#### Stated exercise
Return the line containing "Transcribe the text in this document." and all lines after it exactly; stop at the end of the material.

---+---

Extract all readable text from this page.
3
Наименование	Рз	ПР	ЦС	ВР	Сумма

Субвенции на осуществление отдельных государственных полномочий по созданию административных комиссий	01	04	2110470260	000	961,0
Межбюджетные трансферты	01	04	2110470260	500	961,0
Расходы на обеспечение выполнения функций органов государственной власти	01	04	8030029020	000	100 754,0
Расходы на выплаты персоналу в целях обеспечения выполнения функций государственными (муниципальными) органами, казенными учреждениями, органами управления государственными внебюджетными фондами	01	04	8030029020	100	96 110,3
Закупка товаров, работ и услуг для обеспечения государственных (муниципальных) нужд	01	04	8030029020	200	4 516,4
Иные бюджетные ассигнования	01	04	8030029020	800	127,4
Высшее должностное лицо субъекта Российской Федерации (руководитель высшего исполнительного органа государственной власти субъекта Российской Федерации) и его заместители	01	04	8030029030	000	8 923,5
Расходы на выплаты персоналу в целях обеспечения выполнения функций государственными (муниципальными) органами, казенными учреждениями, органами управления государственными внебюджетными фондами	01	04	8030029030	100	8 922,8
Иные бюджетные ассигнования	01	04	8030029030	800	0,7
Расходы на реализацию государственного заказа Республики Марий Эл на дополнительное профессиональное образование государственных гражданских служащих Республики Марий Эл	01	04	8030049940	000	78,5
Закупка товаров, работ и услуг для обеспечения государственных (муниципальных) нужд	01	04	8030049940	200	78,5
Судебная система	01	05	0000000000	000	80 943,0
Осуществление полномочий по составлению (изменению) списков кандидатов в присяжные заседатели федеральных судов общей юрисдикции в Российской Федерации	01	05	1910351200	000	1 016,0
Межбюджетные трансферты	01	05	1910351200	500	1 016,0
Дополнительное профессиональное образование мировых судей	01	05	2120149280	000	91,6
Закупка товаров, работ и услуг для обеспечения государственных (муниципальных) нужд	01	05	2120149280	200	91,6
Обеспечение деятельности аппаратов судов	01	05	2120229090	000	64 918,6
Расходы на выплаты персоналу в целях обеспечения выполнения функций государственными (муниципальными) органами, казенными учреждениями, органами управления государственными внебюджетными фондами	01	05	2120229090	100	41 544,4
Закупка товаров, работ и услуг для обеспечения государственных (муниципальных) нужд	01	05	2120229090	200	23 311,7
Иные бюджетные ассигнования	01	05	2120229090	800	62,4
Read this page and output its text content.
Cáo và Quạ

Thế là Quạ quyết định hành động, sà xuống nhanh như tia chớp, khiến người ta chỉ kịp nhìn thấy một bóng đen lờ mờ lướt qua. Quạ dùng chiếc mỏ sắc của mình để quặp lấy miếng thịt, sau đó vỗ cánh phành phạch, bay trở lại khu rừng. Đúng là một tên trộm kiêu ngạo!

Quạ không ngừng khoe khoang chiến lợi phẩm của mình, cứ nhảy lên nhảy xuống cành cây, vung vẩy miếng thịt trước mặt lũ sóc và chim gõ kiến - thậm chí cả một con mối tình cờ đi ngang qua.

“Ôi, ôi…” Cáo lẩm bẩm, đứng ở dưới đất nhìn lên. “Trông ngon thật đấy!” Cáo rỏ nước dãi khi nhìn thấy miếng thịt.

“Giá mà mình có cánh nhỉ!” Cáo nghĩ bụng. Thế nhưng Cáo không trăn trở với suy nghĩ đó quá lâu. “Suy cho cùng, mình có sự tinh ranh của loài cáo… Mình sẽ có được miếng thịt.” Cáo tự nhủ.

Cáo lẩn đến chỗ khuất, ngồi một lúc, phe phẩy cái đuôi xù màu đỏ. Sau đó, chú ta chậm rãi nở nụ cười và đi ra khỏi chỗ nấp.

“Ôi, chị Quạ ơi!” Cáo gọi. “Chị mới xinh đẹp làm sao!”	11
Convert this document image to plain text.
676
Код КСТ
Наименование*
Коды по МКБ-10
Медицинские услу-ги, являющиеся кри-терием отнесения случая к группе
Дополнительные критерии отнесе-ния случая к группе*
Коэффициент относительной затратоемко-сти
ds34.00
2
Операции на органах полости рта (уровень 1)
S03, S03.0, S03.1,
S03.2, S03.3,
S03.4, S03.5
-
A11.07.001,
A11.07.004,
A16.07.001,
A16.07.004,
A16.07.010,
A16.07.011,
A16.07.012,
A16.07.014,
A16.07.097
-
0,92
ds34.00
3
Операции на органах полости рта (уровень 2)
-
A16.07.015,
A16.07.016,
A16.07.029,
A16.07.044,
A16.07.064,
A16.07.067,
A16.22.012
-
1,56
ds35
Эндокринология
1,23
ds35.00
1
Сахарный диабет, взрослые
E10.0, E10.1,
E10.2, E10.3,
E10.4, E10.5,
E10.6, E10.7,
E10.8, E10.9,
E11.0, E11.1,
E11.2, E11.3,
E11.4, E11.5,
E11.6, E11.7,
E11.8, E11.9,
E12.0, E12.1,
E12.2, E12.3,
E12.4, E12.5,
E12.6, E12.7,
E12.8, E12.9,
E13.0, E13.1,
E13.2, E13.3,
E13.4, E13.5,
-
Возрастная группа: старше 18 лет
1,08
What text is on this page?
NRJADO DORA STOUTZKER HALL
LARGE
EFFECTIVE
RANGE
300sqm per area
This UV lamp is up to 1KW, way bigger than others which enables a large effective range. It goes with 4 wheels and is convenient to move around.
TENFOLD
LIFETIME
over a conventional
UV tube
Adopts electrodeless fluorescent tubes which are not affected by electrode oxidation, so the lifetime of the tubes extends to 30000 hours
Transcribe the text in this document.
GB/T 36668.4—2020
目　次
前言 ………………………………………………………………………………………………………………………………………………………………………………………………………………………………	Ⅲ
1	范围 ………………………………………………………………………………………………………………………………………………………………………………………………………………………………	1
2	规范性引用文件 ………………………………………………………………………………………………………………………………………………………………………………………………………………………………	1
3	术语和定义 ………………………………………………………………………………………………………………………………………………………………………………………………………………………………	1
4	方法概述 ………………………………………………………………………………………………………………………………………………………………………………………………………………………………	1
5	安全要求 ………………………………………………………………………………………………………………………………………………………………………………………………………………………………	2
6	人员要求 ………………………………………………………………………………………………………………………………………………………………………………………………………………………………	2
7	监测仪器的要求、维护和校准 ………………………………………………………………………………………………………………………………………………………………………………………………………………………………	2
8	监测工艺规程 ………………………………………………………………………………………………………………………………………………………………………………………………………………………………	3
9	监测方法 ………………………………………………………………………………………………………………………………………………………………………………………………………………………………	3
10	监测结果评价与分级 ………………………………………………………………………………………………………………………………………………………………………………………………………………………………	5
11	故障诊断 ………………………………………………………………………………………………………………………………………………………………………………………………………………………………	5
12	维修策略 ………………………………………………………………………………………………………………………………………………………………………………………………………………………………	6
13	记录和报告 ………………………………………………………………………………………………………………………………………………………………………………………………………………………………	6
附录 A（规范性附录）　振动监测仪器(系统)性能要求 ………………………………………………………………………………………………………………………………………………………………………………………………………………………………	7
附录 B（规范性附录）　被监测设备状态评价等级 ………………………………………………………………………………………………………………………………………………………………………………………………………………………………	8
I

---+---

#### Exercise response
Transcribe the text in this document.
GB/T 36668.4—2020
目　次
前言 ………………………………………………………………………………………………………………………………………………………………………………………………………………………………	Ⅲ
1	范围 ………………………………………………………………………………………………………………………………………………………………………………………………………………………………	1
2	规范性引用文件 ………………………………………………………………………………………………………………………………………………………………………………………………………………………………	1
3	术语和定义 ………………………………………………………………………………………………………………………………………………………………………………………………………………………………	1
4	方法概述 ………………………………………………………………………………………………………………………………………………………………………………………………………………………………	1
5	安全要求 ………………………………………………………………………………………………………………………………………………………………………………………………………………………………	2
6	人员要求 ………………………………………………………………………………………………………………………………………………………………………………………………………………………………	2
7	监测仪器的要求、维护和校准 ………………………………………………………………………………………………………………………………………………………………………………………………………………………………	2
8	监测工艺规程 ………………………………………………………………………………………………………………………………………………………………………………………………………………………………	3
9	监测方法 ………………………………………………………………………………………………………………………………………………………………………………………………………………………………	3
10	监测结果评价与分级 ………………………………………………………………………………………………………………………………………………………………………………………………………………………………	5
11	故障诊断 ………………………………………………………………………………………………………………………………………………………………………………………………………………………………	5
12	维修策略 ………………………………………………………………………………………………………………………………………………………………………………………………………………………………	6
13	记录和报告 ………………………………………………………………………………………………………………………………………………………………………………………………………………………………	6
附录 A（规范性附录）　振动监测仪器(系统)性能要求 ………………………………………………………………………………………………………………………………………………………………………………………………………………………………	7
附录 B（规范性附录）　被监测设备状态评价等级 ………………………………………………………………………………………………………………………………………………………………………………………………………………………………	8
I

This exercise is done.